>> Start Text segment

Thomas Shaffer, amongst other law professors, assigns the book to his ethic students. He makes the reason clear in "The Moral Theology of Atticus Finch:"

Robert Ewell, the father of the "rape" victim in the Robinson case, was humiliated and saw his daughter humiliated by Atticus in the trial. The community which knew the truth but could not tell the truth, knew that Mayella was not raped, it knew but could not say that she attempted to seduce a black man and then lied about it, that her father lied, too, and that her father was willing to see Tom Robinson die to protect him and his daughter from a public certification of the truth. The community knew all of this in a way that it would not know if Atticus had not proclaimed the truth in the trial.
Atticus spoke truth to his community, family, and neighbors; and he expressed the virtue of courage. I fully accept Shaffer's theory. It is one reason, upon reading the novel in the early 1960s, I decided to become an attorney. It also helped pull me back from the precipice of Objectivism.

Five days after Harper Lee died in Alabama, Umberto Eco died in Italy.
 

Eco was one of those men who deserve the title renaissance man. Writing novels was not his profession; it was a method to pass on his Brobdingnagian knowledge base of symbolism and semiotics to the rest of the world.

His most popular novel (The Name of the Rose) was a murder mystery -- on its face -- set in a northern Italy monastery during the 14the century. The reader is introduced to social and theological disputes, and the struggle between logic and received wisdom. It is Sherlock Holmes in a cassock.

He followed it up with the conspiratorial Foucalt's Pendulum that makes the Knights Templar tales seem like child's play (and makes Dan Brown look like what he is -- a hack). Then came the psychological The Island of the Day Before that explores the mind of a 17th century noble adventurer; the scholasticist Baudolino that relies on the conceit of the Kingdom of Prester John to explore the 12th century European mind; The Mysterious Flame of Queen Loana that poses the question that if we must reconstruct our memory from external sources, will the resultant memories restore who we once were?; The Prague Cemetery that tackles one of Europe's great sicknesses -- anti-antisemitism; and his satire of the tabloid press, Numero Zero, published last year.

Reading Eco is a challenge. But it is always worth the effort. When you put down any of his novels, you will be a changed person. And that is why we read, isn't it?

Unfortunately there will be no more novels from his hand -- unless some lost manuscript is found. And that may be the book's topic. He was like that.

The third death actually came in January, but I received the news in February.


Florence King will never be in the same celebrity category as Umberto Eco or even Harper Lee. But her writing was every bit as good as theirs. Anyone who has ever read Confessions of a Failed Southern Lady will know she was one of the best writers of the twentieth century.

I was introduced to her in her role as the star of the back page of National Review: "The Misanthrope's Corner." And misanthrope she was. World-class curmudgeon was another label that was often slapped on her.

Her commentaries on life were always original, and inevitable. Two virtues of the great writer. Especially her book reviews.

I could always count of the quality of her taste if she recommended a book. But her reviews were almost always better than the works she reviewed. Word is that she would spend hours perfecting a 1000 word essay, and would then conduct bone-jarring battle if an editor wanted to move a comma.

Several years ago, I stole one of her lines. When invited to attend events she had little interest in attending, she would respond (often hand-written on the bottom of the invitation): "I would love to attend. I just don't want to."

I just may have that carved on my gravestone.


The birthday was a February birthday. At the end of the month, my mother turned 88. So, I called her.

The years are catching up with her a bit, but she was getting ready for a trip to head off to a Republican conference on the Oregon coast. And she was upset. At Donald Trump.

Well, that is not quite accurate. She was upset at voters for voting for Donald Trump. My mother has always been a stickler for logic. Candidates should stand for something, and they should be able to defend their positions.

"He doesn't stand for anything. And he has no positions. It is just entertainment. How can people be fooled like that?"

And then the bombshell: "And he is so common."

Well, that is one thing that no one will accuse my mother of being. In her 88 years, she has created an aura of style that is all her own. And Donald Trump need not apply for any of it.

Happy birthday, mom.

And, Harper, Florence, and Umberto, we will miss your writing. But thank you for leaving behind what you did.

>> End Text segment
>> Start Excerpted data

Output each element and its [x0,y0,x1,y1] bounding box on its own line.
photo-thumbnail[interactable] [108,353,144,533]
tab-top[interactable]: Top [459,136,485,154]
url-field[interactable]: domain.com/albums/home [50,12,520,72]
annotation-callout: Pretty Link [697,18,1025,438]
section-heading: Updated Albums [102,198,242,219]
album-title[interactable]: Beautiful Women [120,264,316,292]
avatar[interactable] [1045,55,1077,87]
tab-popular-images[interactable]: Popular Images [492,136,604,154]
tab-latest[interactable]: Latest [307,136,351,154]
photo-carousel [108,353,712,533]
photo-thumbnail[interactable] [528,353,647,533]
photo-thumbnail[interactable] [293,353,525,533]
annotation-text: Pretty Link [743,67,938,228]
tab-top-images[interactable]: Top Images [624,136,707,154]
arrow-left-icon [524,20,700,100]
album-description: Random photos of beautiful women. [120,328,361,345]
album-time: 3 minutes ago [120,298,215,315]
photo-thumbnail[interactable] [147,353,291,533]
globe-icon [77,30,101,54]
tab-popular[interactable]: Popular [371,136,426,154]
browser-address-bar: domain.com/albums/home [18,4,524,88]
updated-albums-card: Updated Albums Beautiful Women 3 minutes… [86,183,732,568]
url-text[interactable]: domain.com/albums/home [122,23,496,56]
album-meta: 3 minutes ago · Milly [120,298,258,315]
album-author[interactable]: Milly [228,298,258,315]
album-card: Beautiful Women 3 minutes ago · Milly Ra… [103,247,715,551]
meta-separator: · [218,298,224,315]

>> End Excerpted data

[Problems to solve]
A: Translate this sentence from the post about the writers into Spanish: "Florence King will never be in the same celebrity category as Umberto Eco or even Harper Lee."
B: Reproduce the post about the writers word for word, starting at the words that contain "Eco was one" and stopping after "of the world.".

[Problem solutions]
A: Florence King nunca estará en la misma categoría de celebridad que Umberto Eco, ni siquiera que Harper Lee.

B:
Eco was one of those men who deserve the title renaissance man. Writing novels was not his profession; it was a method to pass on his Brobdingnagian knowledge base of symbolism and semiotics to the rest of the world.